___ EXTRAIT CITÉ

Le 2 mai 2013, l’action de groupe a fait ses premiers pas en droit français lors de la présentation du projet de loi de Benoit Hamon, Ministre de l’Economie sociale et solidaire et de la Consommation en conseil des ministres. Cette nouvelle procédure, mesure phare du texte, permettra à des consommateurs s’estimant victimes d’une même fraude de la part d’une entreprise de se regrouper pour obtenir réparation de leur éventuel préjudice. Un grand nombre de plaintes individuelles seraient ainsi fusionnées en une seule.

Pour cela, ils se tourneront vers des associations de consommateurs agréées nationales qui joueront un rôle de filtre, afin d’éviter des actions abusives et agiront en justice pour obtenir la réparation au nom des clients.

Cette mesure s’appliquera exclusivement aux « litiges du quotidien » c’est à dire ceux qui portent atteinte au droit de la consommation et au droit de la concurrence et engendrant un préjudice matériel. Il s’agit donc des litiges dont le montant est trop faible pour qu’une action individuelle soit entreprise devant la justice (domaine de la téléphonie mobile, de l’assurance, etc.). Les domaines de la santé et de l’environnement sont exclus du champ d’application du projet de loi. Les victimes de prothèses PIP ou du Mediator ne peuvent donc pas se regrouper pour faire une action de groupe tout comme il n’aurait pas été possible d’en faire une suite au naufrage de l’Erika. Benoit Hamon justifie ce choix en déclarant que cette procédure « est, par nature, moins adaptée à la réparation de préjudices corporels ou moraux, qui nécessitent des expertises individuelles ». Toutefois, l’idée d’étendre le champ d’application à ces préjudices n’est pas écartée définitivement puisque le ministre de l’Economie a précisé que « nous avons préféré procéder ainsi : d’abord une action en matière de consommation et concurrence, puis une évaluation du dispositif. Nous verrons alors s’il est possible de l’étendre à d’autres domaines ».

Outre le principe du dispositif, les députés de la Commission ont adopté un amendement en faveur d’une action de groupe dite « accélérée ». Les contentieux les plus simples sont visés c’est à dire ceux dont l’identité des consommateurs lésés peut être facilement connue. Ils se verront proposer une indemnisation sans qu’ils aient à entamer la moindre démarche.
Un autre amendement voté en Commission donne la capacité au juge d’ordonner l’exécution provisoire de la décision malgré les recours possibles du professionnel.

Pourquoi les avocats ne pourraient pas agir au nom des consommateurs ?

Ce texte octroie une place considérable aux associations des consommateurs au détriment de l’avocat. En effet, seules dix-sept associations de consommateurs ont la capacité exclusive d’organiser la procédure. Les avocats n’auront donc pas la faculté de coordonner une action de groupe mais uniquement celle de plaider pour ces associations. Les défenseurs du justiciable trouvent cela aberrant dans la mesure où le texte, en l’état, ne prévoit pas un nombre minimum de personnes nécessaire pour la constitution d’un groupe. Ainsi, une réunion de consommateurs pourrait être constituée que d’une seule personne ou encore une association aurait la compétence d’agir en justice sans réunir aucun plaignant.

______
___ LISTE

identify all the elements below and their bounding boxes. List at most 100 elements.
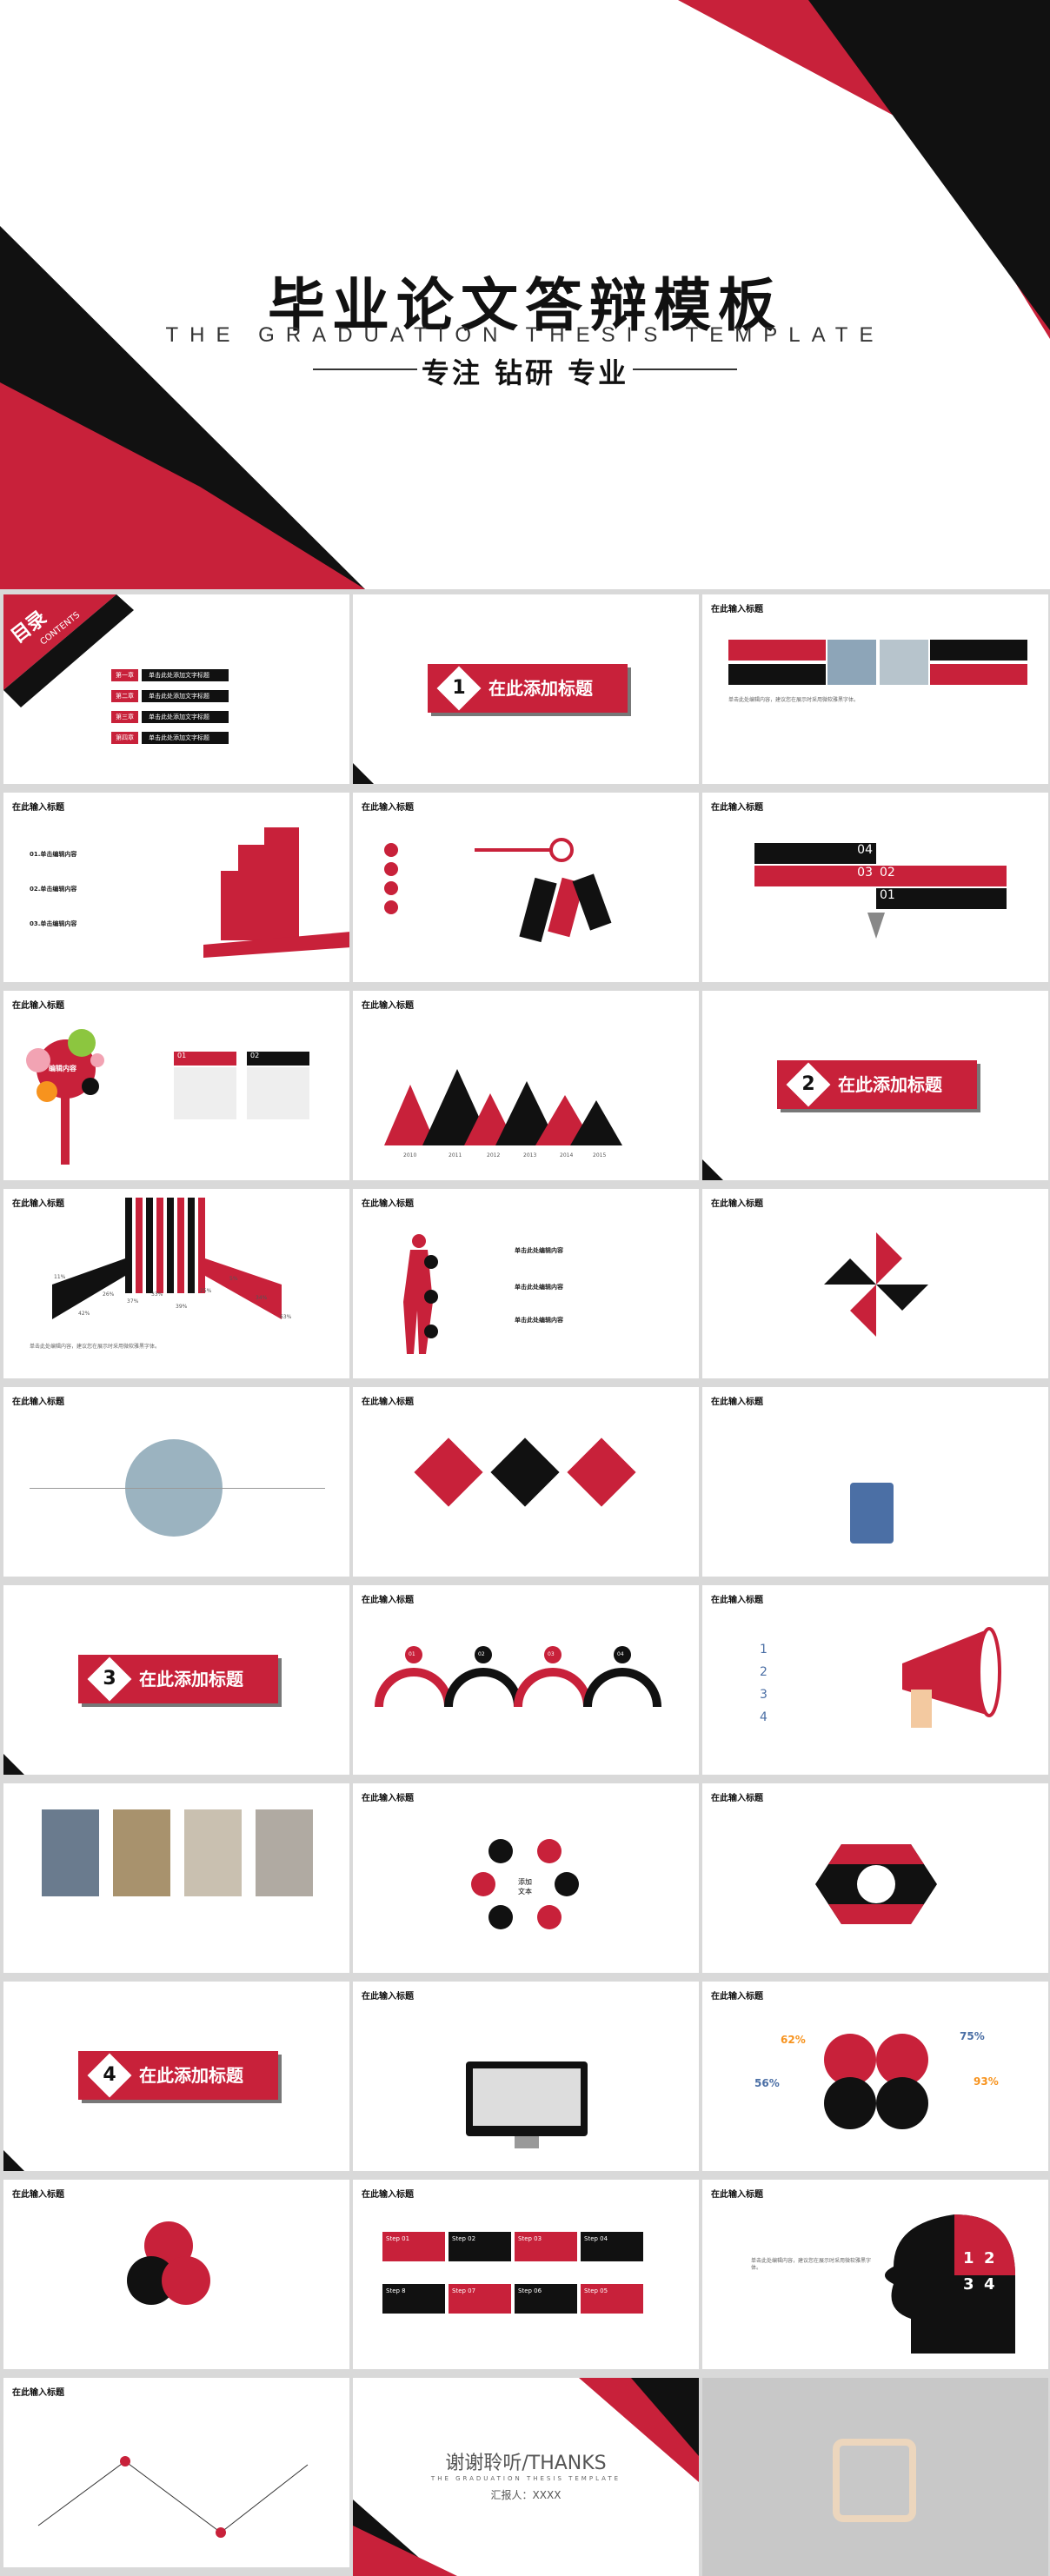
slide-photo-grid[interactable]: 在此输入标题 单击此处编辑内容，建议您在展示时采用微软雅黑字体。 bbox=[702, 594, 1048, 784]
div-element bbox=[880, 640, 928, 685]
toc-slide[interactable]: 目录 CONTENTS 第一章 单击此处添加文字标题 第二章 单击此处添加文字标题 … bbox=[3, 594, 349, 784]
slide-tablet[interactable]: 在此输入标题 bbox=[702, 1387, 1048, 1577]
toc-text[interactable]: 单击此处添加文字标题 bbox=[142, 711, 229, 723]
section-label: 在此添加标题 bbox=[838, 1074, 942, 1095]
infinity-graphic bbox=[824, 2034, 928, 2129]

______

→ CE QUI EST DEMANDÉ
Rédigez la suite de l'article sur l'action de groupe en droit français, en commençant juste après sa dernière phrase.

→ RÉSULTAT ATTENDU
L’exclusion de l’avocat dans la constitution de l’action de groupe est principalement due aux dérives que l’on peut constater aux États-Unis où les avocats récupèrent un gros pourcentage du montant alloué par les juges pour réparer le préjudice des consommateurs. Maître Kami Haeri, membre du conseil de l’ordre des avocats du Barreau de Paris, indique qu’ « une telle dérive a très peu de chances de se produire en France, tout simplement parce que le pacte de quota litis total, attribuant pour seule rémunération aux avocats un pourcentage du montant des indemnités, n’existe pas en France. ». De plus, aux États-Unis, les entreprises transigent énormément pour éviter une condamnation. Les avocats qui réunissent les victimes potentielles seraient plus intéressés par ce résultat qui leur permet d’accroitre leur gain en négociant entre eux une somme qui leur servira d’honoraires.

La procédure « Class Action » à la française présente de nombreuses failles selon les professionnels du droit. Au contraire du texte américain qui identifie, au jour du jugement, le nombre exact de consommateurs, la version française permet au consommateur de se manifester après que le juge ait rendu sa décision et ait fixé le montant de l’indemnisation. L’entreprise est donc dans l’incapacité de connaître en amont les coûts résultant d’une action et donc de faire face à cette conséquence financière.

Il est à noter que le décret d’application de la loi est venu préciser que l’avocat, mandaté par l’association, peut, avec l’autorisation du juge, procéder à la réception des demandes d’indemnisation des membres du groupe.

La mobilisation des professionnels du droit contre ce monopole.

La mise en place d’un monopole en faveur des associations de consommateurs a été très mal accueillie par les avocats.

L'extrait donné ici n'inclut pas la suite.